--- Dataset records ---
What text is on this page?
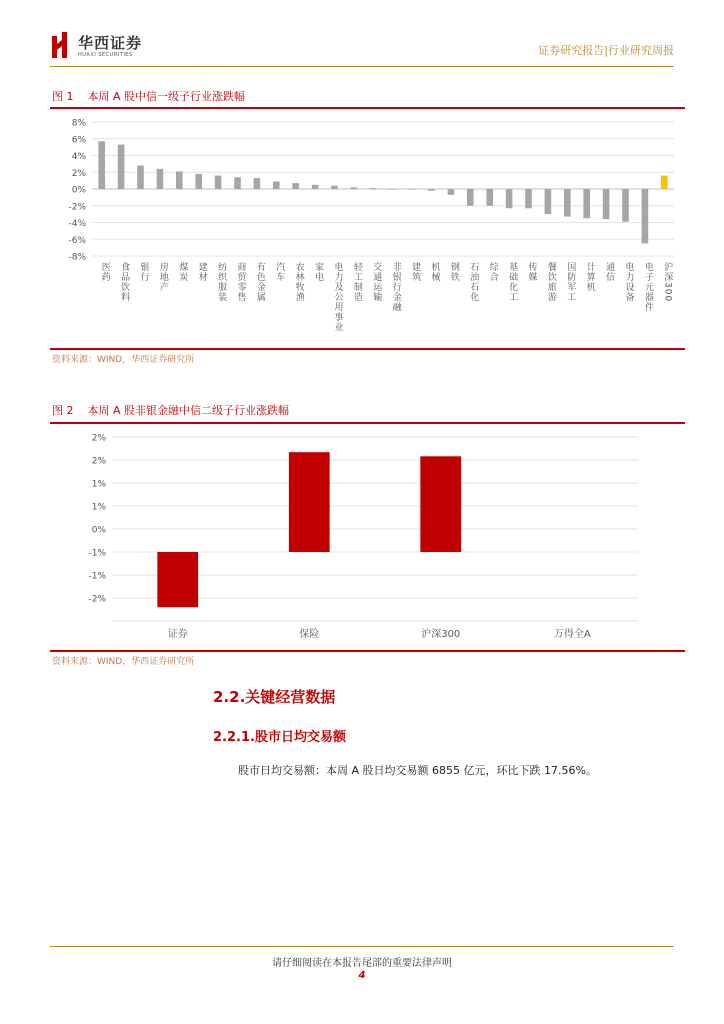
华西证券
HUAXI SECURITIES	证券研究报告|行业研究周报
图 1 本周 A 股中信一级子行业涨跌幅
8%
6%
4%
2%
0%
-2%
-4%
-6%
-8%
医药 食品饮料 银行 房地产 煤炭 建材 纺织服装 商贸零售 有色金属 汽车 农林牧渔 家电 电力及公用事业 轻工制造 交通运输 非银行金融 建筑 机械 钢铁 石油石化 综合 基础化工 传媒 餐饮旅游 国防军工 计算机 通信 电力设备 电子元器件 沪深300
资料来源：WIND，华西证券研究所
图 2 本周 A 股非银金融中信二级子行业涨跌幅
2%
2%
1%
1%
0%
-1%
-1%
-2%
证券	保险	沪深300	万得全A
资料来源：WIND，华西证券研究所
2.2.关键经营数据
2.2.1.股市日均交易额
股市日均交易额：本周 A 股日均交易额 6855 亿元，环比下跌 17.56%。
请仔细阅读在本报告尾部的重要法律声明
4
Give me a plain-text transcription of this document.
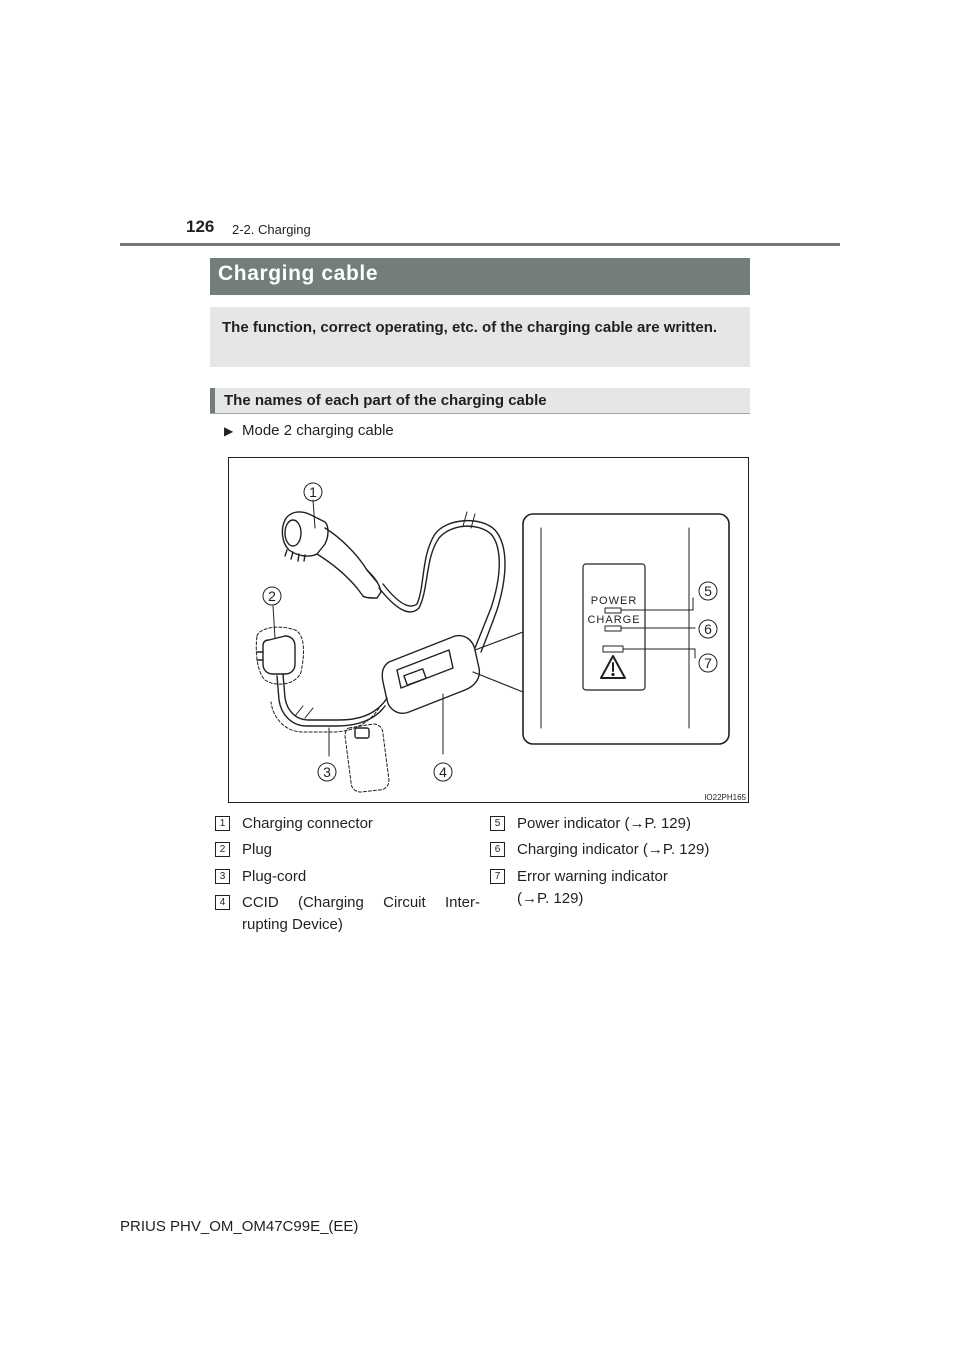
126 2-2. Charging
Charging cable
The function, correct operating, etc. of the charging cable are written.
The names of each part of the charging cable
▶ Mode 2 charging cable
POWER
CHARGE
1
2
3	4
5
6
7
IO22PH165
1	Charging connector
2	Plug
3	Plug-cord
4	CCID (Charging Circuit Inter-
rupting Device)
5	Power indicator (→P. 129)
6	Charging indicator (→P. 129)
7	Error warning indicator
(→P. 129)
PRIUS PHV_OM_OM47C99E_(EE)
---
◆ What needs to be done: Find the line with "Give me a plain-text" in the listing and extract it and all lines after it through the end, exactly, without the pictures.

◆ Output below:
Give me a plain-text transcription of this document.
126 2-2. Charging
Charging cable
The function, correct operating, etc. of the charging cable are written.
The names of each part of the charging cable
▶ Mode 2 charging cable
POWER
CHARGE
1
2
3	4
5
6
7
IO22PH165
1	Charging connector
2	Plug
3	Plug-cord
4	CCID (Charging Circuit Inter-
rupting Device)
5	Power indicator (→P. 129)
6	Charging indicator (→P. 129)
7	Error warning indicator
(→P. 129)
PRIUS PHV_OM_OM47C99E_(EE)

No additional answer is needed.